TAREFA PROPOSTA:
Copie por inteiro o texto sobre o depoimento especial, sem mudar nenhuma palavra.

TEXTO EXTRAÍDO:
-----

A segunda forma, focada na responsabilização penal do agressor, denominada depoimento especial, consiste no procedimento de oitiva perante a autoridade policial ou judiciária, que deve, sempre que possível, ser realizado uma única vez e como produção antecipada de prova judicial, garantindo-se a ampla defesa do investigado. Na hipótese de criança ou adolescente menor de sete anos de idade ou no caso de violência sexual (em qualquer idade), deve ser realizado, obrigatoriamente, como produção antecipada de prova judicial.

Com a produção antecipada da prova (realizada com a presença do juiz, do promotor de Justiça e da defesa na sala de audiências e com a vítima/testemunha em outro ambiente, acompanhada de profissional capacitado), evita-se a repetição da oitiva, já que não será necessário reproduzir o ato durante a ação penal, devendo a autoridade policial solicitá-la, e o Ministério Público requerê-la, tão logo tenham ciência.

-----

SEÇÃO DE DADOS:
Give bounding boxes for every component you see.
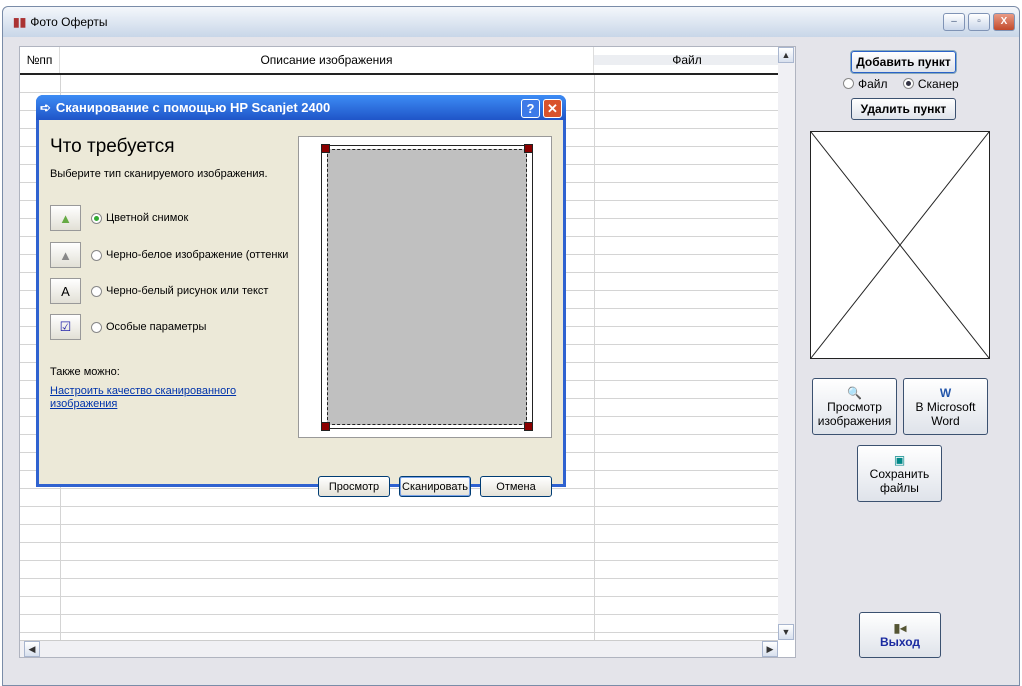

-----

RESPOSTA À TAREFA:
A segunda forma, focada na responsabilização penal do agressor, denominada depoimento especial, consiste no procedimento de oitiva perante a autoridade policial ou judiciária, que deve, sempre que possível, ser realizado uma única vez e como produção antecipada de prova judicial, garantindo-se a ampla defesa do investigado. Na hipótese de criança ou adolescente menor de sete anos de idade ou no caso de violência sexual (em qualquer idade), deve ser realizado, obrigatoriamente, como produção antecipada de prova judicial.

Com a produção antecipada da prova (realizada com a presença do juiz, do promotor de Justiça e da defesa na sala de audiências e com a vítima/testemunha em outro ambiente, acompanhada de profissional capacitado), evita-se a repetição da oitiva, já que não será necessário reproduzir o ato durante a ação penal, devendo a autoridade policial solicitá-la, e o Ministério Público requerê-la, tão logo tenham ciência.